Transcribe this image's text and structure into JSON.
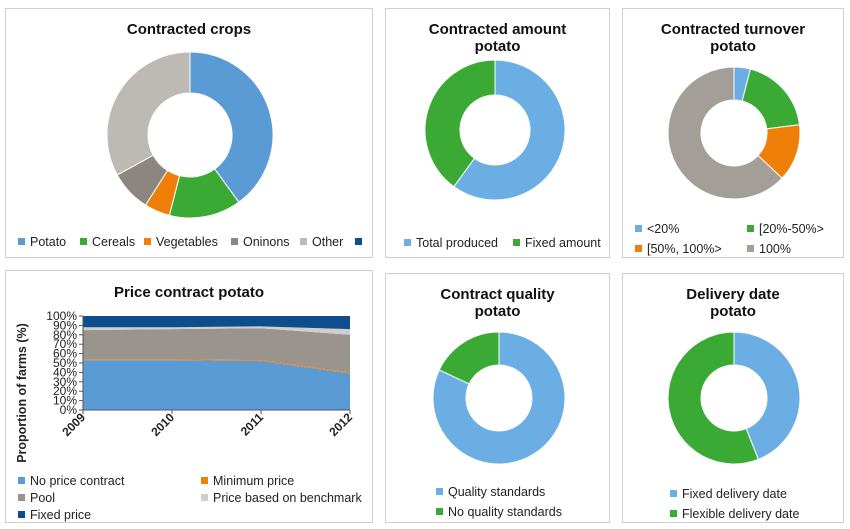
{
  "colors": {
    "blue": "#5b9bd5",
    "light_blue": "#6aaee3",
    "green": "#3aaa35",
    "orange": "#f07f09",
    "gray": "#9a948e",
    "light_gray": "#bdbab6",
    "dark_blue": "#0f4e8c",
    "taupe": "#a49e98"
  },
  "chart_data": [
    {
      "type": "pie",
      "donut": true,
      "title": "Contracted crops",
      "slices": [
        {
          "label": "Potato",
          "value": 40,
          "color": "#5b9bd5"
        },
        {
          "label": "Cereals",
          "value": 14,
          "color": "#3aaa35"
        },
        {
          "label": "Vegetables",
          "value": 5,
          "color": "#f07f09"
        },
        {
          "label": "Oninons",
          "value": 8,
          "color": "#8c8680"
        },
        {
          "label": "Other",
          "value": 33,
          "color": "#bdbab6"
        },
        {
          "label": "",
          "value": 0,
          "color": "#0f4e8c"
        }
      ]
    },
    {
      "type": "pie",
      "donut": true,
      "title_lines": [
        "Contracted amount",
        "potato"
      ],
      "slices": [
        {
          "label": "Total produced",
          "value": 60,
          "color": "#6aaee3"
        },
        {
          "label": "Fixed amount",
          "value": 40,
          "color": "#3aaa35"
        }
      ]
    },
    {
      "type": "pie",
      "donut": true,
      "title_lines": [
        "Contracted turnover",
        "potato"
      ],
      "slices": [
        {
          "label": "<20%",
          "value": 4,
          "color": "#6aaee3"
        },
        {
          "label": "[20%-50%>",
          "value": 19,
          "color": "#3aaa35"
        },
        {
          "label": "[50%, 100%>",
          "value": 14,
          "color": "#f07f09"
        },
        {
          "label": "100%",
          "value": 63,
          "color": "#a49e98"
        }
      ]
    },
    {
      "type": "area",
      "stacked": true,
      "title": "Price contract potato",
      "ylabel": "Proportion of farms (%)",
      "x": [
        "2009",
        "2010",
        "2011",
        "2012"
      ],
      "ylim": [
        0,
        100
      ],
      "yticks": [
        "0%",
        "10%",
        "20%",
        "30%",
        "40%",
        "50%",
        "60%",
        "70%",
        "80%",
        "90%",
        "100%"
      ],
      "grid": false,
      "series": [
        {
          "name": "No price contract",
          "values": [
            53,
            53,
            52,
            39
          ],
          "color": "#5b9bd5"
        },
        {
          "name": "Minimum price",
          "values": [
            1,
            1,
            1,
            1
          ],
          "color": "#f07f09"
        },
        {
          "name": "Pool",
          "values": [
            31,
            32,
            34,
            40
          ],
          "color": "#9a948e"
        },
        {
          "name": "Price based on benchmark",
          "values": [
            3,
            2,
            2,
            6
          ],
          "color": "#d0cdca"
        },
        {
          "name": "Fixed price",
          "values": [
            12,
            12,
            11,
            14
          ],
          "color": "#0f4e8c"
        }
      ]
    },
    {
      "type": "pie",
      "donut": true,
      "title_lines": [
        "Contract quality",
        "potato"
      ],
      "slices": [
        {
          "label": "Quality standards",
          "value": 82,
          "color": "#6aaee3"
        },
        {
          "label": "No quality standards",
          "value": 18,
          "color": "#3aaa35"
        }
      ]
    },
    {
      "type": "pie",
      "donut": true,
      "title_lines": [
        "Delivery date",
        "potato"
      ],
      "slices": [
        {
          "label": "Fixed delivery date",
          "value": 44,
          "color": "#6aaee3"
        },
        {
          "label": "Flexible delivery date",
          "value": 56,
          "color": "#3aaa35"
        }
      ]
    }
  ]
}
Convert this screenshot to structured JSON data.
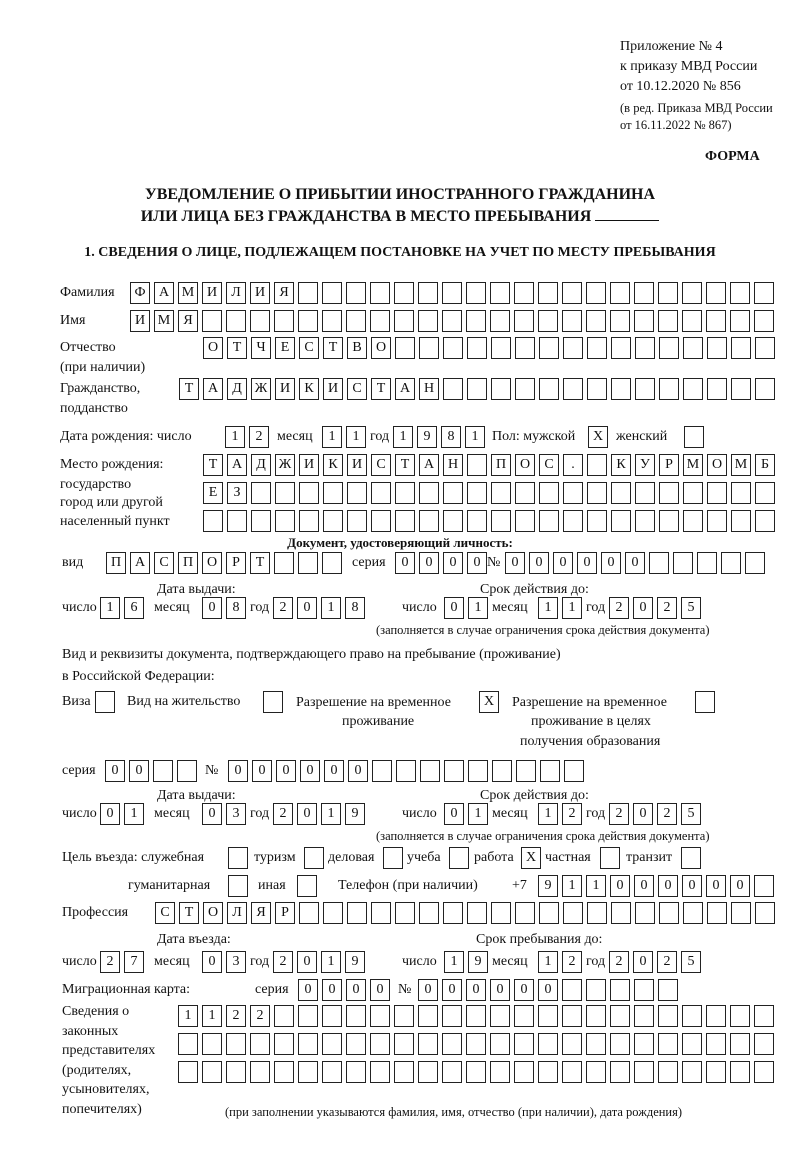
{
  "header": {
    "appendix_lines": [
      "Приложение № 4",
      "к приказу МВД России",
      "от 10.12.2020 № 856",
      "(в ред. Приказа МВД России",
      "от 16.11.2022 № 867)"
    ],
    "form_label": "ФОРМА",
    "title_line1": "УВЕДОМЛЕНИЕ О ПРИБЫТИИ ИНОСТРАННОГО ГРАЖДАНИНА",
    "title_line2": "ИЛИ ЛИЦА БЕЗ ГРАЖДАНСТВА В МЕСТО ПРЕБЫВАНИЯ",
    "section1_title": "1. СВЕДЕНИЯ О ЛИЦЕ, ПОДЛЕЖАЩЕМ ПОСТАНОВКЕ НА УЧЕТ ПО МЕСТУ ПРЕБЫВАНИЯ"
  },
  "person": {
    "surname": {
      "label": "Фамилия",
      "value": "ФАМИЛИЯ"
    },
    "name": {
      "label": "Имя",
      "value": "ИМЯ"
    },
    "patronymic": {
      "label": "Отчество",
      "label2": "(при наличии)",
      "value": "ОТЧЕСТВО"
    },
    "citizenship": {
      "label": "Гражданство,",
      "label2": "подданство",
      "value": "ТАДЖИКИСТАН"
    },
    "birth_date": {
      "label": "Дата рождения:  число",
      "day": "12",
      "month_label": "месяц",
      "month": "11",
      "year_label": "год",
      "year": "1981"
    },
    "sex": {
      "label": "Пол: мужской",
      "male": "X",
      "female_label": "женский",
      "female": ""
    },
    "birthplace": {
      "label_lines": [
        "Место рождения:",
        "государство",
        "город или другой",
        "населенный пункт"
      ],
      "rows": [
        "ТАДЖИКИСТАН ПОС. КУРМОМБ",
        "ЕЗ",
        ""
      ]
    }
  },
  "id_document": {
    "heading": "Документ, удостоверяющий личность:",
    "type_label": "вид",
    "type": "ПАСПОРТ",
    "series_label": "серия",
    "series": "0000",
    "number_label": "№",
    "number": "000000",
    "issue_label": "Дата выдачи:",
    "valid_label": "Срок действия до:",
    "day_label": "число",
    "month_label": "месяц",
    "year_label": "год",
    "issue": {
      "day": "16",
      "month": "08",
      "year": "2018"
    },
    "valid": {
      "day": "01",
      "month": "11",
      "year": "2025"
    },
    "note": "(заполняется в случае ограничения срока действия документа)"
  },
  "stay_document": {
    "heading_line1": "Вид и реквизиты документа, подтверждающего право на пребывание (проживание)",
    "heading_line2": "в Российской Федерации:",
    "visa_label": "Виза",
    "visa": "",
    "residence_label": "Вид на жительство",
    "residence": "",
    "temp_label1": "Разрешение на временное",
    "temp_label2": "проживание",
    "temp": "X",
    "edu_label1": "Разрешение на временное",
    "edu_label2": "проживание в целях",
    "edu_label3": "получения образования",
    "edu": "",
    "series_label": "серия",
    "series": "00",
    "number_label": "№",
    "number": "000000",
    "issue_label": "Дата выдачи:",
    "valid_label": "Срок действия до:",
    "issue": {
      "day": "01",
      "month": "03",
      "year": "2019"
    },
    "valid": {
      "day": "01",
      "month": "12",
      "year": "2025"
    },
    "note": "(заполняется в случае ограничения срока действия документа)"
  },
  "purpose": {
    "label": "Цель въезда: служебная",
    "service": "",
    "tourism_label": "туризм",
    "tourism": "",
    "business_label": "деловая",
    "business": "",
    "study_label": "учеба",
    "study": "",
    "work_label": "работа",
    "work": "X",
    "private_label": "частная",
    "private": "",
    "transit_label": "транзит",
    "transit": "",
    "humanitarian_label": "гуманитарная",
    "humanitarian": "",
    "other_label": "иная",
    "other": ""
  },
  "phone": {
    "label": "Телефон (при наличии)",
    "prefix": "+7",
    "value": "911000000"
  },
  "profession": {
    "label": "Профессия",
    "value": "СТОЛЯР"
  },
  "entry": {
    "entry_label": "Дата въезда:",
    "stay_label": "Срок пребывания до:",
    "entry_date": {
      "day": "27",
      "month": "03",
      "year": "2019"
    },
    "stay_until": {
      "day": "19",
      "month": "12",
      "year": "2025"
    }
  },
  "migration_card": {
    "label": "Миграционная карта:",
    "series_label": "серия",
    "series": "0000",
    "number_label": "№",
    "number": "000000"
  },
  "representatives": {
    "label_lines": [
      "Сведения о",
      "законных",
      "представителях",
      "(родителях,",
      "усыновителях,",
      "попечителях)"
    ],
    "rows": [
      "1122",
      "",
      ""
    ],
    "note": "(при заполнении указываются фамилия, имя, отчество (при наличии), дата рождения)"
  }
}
──────────
Report the number of lines in the listing where the string "JSON" appears, and nothing besides.

2